PROVIDED INFORMATION =>
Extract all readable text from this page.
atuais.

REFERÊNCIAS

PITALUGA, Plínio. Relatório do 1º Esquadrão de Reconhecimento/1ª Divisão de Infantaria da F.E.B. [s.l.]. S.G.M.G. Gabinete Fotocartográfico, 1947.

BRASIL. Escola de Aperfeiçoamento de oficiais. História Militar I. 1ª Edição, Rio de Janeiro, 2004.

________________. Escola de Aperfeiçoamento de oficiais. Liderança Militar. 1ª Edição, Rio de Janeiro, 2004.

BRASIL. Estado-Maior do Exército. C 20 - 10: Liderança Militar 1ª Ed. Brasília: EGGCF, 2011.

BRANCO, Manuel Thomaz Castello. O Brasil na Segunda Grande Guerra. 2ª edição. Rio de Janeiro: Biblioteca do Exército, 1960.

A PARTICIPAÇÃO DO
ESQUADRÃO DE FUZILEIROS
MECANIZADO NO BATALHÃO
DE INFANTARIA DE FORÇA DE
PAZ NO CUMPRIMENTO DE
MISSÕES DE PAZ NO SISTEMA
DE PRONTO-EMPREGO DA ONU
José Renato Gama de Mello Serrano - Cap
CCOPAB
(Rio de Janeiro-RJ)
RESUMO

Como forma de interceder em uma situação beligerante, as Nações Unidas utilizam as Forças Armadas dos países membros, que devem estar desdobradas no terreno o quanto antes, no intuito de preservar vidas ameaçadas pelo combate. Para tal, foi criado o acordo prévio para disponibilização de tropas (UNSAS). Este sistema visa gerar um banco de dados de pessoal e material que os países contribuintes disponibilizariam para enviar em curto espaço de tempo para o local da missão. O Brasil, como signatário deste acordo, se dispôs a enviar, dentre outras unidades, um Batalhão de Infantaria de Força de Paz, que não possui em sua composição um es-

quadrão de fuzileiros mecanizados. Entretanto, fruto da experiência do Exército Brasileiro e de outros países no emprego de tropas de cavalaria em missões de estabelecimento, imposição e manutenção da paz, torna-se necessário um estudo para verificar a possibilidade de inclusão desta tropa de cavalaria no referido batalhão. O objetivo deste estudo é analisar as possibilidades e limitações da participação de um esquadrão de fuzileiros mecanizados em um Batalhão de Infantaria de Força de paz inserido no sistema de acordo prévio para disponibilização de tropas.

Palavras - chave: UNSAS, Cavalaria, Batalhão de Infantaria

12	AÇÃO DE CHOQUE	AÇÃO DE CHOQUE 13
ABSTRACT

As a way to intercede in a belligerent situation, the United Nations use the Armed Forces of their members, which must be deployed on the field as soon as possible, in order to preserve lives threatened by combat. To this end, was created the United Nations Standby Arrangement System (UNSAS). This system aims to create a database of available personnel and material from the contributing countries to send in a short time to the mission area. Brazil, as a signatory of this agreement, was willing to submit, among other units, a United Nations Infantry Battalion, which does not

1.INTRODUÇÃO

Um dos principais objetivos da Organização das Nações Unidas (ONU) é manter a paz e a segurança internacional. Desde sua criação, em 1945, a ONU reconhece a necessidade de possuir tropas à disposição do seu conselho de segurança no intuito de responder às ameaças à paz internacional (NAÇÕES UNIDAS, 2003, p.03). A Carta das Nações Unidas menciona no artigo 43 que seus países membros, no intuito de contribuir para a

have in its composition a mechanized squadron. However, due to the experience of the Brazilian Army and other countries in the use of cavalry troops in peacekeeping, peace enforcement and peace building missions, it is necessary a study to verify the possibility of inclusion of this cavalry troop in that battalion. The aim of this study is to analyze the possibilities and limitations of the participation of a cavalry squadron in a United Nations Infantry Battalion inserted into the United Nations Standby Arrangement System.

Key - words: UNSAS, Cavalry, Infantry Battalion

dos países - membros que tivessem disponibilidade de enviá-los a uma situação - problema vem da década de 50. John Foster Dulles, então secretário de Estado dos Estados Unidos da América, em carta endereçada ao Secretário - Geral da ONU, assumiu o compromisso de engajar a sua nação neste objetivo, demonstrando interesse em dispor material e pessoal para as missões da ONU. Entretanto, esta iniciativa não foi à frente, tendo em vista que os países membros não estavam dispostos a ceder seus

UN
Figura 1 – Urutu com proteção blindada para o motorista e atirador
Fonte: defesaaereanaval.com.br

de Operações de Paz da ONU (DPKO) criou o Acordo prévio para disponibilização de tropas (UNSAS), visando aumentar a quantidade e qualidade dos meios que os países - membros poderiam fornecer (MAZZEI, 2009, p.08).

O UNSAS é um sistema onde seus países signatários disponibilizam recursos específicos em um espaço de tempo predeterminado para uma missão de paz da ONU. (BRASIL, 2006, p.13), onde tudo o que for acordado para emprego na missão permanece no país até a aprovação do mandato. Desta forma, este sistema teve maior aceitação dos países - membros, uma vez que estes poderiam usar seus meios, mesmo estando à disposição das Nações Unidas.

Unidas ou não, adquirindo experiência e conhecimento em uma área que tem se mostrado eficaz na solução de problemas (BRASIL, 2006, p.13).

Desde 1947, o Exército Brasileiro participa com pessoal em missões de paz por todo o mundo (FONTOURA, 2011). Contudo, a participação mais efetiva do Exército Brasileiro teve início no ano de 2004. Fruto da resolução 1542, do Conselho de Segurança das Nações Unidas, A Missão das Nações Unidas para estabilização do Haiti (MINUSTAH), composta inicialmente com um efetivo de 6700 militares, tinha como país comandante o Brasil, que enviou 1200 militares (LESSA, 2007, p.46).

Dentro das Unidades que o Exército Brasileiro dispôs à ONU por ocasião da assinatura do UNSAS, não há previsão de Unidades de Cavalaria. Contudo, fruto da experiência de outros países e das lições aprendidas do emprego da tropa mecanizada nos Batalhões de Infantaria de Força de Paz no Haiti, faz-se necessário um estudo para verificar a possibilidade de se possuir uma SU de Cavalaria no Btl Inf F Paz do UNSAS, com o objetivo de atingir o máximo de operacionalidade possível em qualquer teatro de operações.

YOUR OBJECTIVE => Copy out every line of the listing that includes the string "estudo".

COMPLETED EXERCISE =>
quadrão de fuzileiros mecanizados. Entretanto, fruto da experiência do Exército Brasileiro e de outros países no emprego de tropas de cavalaria em missões de estabelecimento, imposição e manutenção da paz, torna-se necessário um estudo para verificar a possibilidade de inclusão desta tropa de cavalaria no referido batalhão. O objetivo deste estudo é analisar as possibilidades e limitações da participação de um esquadrão de fuzileiros mecanizados em um Batalhão de Infantaria de Força de paz inserido no sistema de acordo prévio para disponibilização de tropas.
Dentro das Unidades que o Exército Brasileiro dispôs à ONU por ocasião da assinatura do UNSAS, não há previsão de Unidades de Cavalaria. Contudo, fruto da experiência de outros países e das lições aprendidas do emprego da tropa mecanizada nos Batalhões de Infantaria de Força de Paz no Haiti, faz-se necessário um estudo para verificar a possibilidade de se possuir uma SU de Cavalaria no Btl Inf F Paz do UNSAS, com o objetivo de atingir o máximo de operacionalidade possível em qualquer teatro de operações.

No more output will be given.